Written task: Exactly and only the lines from the one containing "Transcribe the text in this document." through the close of the entries below are to be set down.

Records:
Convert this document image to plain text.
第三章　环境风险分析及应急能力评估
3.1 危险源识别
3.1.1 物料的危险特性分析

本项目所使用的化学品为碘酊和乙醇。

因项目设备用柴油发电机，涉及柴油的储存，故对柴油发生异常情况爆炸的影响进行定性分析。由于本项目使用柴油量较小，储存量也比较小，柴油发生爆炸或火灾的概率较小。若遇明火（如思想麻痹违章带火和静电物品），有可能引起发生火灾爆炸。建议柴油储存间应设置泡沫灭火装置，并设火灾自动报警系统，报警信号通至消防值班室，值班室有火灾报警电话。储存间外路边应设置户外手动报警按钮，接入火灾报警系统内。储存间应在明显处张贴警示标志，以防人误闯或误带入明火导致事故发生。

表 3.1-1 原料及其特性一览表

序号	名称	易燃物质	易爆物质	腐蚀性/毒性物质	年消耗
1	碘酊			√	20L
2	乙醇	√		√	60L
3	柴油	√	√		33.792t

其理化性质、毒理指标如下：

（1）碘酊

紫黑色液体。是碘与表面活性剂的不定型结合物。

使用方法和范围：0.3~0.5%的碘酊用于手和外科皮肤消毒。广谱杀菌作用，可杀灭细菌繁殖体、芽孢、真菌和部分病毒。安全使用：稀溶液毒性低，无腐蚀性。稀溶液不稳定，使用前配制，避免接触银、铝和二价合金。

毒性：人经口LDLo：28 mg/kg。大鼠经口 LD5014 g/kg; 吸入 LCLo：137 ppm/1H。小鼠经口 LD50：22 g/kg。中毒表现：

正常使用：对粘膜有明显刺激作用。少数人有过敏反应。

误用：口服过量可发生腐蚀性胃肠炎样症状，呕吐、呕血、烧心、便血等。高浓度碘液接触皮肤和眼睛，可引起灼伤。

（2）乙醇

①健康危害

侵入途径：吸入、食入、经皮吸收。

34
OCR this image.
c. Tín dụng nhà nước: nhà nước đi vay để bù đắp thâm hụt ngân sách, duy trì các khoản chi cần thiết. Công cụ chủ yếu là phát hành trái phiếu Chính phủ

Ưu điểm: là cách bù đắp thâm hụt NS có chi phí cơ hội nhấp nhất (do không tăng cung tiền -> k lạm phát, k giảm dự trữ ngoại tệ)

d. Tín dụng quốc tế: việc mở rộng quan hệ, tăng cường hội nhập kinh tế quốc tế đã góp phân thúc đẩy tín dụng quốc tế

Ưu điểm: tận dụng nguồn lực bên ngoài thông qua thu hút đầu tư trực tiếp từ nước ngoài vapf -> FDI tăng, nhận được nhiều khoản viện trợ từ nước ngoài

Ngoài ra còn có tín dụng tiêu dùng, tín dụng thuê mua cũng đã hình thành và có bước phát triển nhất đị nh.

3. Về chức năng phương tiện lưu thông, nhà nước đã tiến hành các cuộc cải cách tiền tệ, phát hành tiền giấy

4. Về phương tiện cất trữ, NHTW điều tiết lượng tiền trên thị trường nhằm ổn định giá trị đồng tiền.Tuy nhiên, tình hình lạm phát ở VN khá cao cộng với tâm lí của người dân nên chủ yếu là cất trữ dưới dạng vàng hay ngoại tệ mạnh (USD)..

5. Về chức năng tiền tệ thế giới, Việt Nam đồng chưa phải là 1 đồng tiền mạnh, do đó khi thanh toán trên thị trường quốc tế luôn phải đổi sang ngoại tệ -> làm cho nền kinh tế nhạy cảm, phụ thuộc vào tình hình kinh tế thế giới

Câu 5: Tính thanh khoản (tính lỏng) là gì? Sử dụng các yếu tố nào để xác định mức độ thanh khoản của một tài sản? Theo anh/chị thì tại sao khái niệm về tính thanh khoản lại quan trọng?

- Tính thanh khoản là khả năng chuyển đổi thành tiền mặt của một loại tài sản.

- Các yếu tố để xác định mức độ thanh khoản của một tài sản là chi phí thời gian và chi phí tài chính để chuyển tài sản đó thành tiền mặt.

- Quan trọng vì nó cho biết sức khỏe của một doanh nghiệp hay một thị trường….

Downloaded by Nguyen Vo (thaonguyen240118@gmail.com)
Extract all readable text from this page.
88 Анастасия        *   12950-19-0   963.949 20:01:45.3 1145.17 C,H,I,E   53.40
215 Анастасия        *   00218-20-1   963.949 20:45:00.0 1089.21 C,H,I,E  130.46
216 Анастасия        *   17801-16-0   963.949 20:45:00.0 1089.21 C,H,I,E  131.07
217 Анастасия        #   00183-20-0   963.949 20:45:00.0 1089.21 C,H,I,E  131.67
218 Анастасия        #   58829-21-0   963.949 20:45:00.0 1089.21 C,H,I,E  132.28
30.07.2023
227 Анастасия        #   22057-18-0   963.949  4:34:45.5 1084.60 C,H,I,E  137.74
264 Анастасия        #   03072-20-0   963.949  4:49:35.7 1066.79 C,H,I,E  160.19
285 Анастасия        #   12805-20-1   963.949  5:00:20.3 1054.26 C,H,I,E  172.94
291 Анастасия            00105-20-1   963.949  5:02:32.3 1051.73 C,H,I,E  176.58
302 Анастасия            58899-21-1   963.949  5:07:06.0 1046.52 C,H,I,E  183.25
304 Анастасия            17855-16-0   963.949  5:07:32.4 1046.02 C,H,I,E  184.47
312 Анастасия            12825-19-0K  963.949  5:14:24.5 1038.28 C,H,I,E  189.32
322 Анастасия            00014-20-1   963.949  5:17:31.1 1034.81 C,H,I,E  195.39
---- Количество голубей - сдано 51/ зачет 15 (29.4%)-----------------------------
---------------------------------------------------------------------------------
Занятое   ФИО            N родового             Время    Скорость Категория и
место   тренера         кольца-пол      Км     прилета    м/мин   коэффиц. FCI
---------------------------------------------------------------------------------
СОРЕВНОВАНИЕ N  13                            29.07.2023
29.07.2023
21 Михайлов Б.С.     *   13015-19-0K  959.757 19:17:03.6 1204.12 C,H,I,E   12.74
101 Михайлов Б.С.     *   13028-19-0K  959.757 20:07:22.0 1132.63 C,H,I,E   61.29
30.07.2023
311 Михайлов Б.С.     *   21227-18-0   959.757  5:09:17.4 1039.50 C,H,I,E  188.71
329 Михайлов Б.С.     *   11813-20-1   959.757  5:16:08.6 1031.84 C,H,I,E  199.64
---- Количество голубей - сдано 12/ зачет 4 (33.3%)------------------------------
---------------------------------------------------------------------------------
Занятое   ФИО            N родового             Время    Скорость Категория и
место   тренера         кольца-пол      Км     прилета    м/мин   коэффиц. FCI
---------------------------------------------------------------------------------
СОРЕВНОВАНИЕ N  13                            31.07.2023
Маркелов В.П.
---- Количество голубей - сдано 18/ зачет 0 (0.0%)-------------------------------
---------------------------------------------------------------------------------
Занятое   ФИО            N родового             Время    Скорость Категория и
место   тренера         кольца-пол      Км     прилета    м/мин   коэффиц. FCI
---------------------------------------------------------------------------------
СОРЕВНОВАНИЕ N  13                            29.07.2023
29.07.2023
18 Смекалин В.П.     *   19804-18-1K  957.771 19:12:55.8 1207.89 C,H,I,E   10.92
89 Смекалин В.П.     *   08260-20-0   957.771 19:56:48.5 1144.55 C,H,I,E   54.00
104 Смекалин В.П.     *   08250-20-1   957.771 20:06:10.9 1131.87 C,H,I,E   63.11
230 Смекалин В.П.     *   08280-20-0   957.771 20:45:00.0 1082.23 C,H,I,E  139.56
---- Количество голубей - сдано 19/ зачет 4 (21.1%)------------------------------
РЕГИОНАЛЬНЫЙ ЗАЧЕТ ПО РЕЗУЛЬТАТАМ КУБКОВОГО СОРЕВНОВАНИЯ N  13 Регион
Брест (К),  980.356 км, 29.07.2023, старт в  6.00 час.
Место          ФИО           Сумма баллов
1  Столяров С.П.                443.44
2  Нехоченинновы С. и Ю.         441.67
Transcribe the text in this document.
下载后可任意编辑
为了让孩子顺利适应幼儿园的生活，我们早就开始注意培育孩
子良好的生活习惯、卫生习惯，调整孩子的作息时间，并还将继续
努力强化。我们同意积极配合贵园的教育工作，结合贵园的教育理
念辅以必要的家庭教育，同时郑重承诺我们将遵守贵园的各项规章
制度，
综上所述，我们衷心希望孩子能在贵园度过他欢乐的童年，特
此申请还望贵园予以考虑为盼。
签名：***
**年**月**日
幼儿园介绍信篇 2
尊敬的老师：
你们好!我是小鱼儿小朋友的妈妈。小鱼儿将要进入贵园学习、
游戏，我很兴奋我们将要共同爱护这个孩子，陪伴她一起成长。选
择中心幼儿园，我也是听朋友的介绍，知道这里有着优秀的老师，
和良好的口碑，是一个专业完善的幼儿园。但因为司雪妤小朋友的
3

Written reply:
Transcribe the text in this document.
下载后可任意编辑
为了让孩子顺利适应幼儿园的生活，我们早就开始注意培育孩
子良好的生活习惯、卫生习惯，调整孩子的作息时间，并还将继续
努力强化。我们同意积极配合贵园的教育工作，结合贵园的教育理
念辅以必要的家庭教育，同时郑重承诺我们将遵守贵园的各项规章
制度，
综上所述，我们衷心希望孩子能在贵园度过他欢乐的童年，特
此申请还望贵园予以考虑为盼。
签名：***
**年**月**日
幼儿园介绍信篇 2
尊敬的老师：
你们好!我是小鱼儿小朋友的妈妈。小鱼儿将要进入贵园学习、
游戏，我很兴奋我们将要共同爱护这个孩子，陪伴她一起成长。选
择中心幼儿园，我也是听朋友的介绍，知道这里有着优秀的老师，
和良好的口碑，是一个专业完善的幼儿园。但因为司雪妤小朋友的
3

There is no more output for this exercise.